### PROBLEM DESCRIPTION
Write out every line of the material exactly as it appears.

### Excerpt from a dataset
####################

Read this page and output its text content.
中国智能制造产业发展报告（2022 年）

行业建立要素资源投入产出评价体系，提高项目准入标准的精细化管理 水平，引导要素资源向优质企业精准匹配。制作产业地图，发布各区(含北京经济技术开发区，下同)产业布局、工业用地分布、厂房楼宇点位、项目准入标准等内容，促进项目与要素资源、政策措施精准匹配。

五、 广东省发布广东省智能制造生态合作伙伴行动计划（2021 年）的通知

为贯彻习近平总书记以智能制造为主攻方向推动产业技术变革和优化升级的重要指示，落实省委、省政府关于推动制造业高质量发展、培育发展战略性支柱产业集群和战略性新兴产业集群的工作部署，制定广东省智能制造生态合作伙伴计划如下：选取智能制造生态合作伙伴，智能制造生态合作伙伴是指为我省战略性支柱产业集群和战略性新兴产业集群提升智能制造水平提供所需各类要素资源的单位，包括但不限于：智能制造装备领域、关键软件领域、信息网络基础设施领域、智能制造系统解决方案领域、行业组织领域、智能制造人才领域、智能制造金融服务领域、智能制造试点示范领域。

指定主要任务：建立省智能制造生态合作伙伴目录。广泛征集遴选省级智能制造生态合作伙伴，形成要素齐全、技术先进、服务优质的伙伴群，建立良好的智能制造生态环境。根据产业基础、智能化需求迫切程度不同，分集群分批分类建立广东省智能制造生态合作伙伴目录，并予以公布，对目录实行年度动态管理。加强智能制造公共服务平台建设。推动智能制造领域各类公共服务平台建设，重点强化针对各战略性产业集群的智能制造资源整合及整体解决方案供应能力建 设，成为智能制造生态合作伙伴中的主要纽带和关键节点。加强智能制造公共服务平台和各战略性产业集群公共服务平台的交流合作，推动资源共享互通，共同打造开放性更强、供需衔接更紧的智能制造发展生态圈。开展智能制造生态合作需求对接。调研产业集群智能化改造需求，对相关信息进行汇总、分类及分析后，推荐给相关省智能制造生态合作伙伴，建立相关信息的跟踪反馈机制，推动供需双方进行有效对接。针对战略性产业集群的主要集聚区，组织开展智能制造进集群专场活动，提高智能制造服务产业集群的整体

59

####################

### EXPECTED ANSWER
Read this page and output its text content.
中国智能制造产业发展报告（2022 年）

行业建立要素资源投入产出评价体系，提高项目准入标准的精细化管理 水平，引导要素资源向优质企业精准匹配。制作产业地图，发布各区(含北京经济技术开发区，下同)产业布局、工业用地分布、厂房楼宇点位、项目准入标准等内容，促进项目与要素资源、政策措施精准匹配。

五、 广东省发布广东省智能制造生态合作伙伴行动计划（2021 年）的通知

为贯彻习近平总书记以智能制造为主攻方向推动产业技术变革和优化升级的重要指示，落实省委、省政府关于推动制造业高质量发展、培育发展战略性支柱产业集群和战略性新兴产业集群的工作部署，制定广东省智能制造生态合作伙伴计划如下：选取智能制造生态合作伙伴，智能制造生态合作伙伴是指为我省战略性支柱产业集群和战略性新兴产业集群提升智能制造水平提供所需各类要素资源的单位，包括但不限于：智能制造装备领域、关键软件领域、信息网络基础设施领域、智能制造系统解决方案领域、行业组织领域、智能制造人才领域、智能制造金融服务领域、智能制造试点示范领域。

指定主要任务：建立省智能制造生态合作伙伴目录。广泛征集遴选省级智能制造生态合作伙伴，形成要素齐全、技术先进、服务优质的伙伴群，建立良好的智能制造生态环境。根据产业基础、智能化需求迫切程度不同，分集群分批分类建立广东省智能制造生态合作伙伴目录，并予以公布，对目录实行年度动态管理。加强智能制造公共服务平台建设。推动智能制造领域各类公共服务平台建设，重点强化针对各战略性产业集群的智能制造资源整合及整体解决方案供应能力建 设，成为智能制造生态合作伙伴中的主要纽带和关键节点。加强智能制造公共服务平台和各战略性产业集群公共服务平台的交流合作，推动资源共享互通，共同打造开放性更强、供需衔接更紧的智能制造发展生态圈。开展智能制造生态合作需求对接。调研产业集群智能化改造需求，对相关信息进行汇总、分类及分析后，推荐给相关省智能制造生态合作伙伴，建立相关信息的跟踪反馈机制，推动供需双方进行有效对接。针对战略性产业集群的主要集聚区，组织开展智能制造进集群专场活动，提高智能制造服务产业集群的整体

59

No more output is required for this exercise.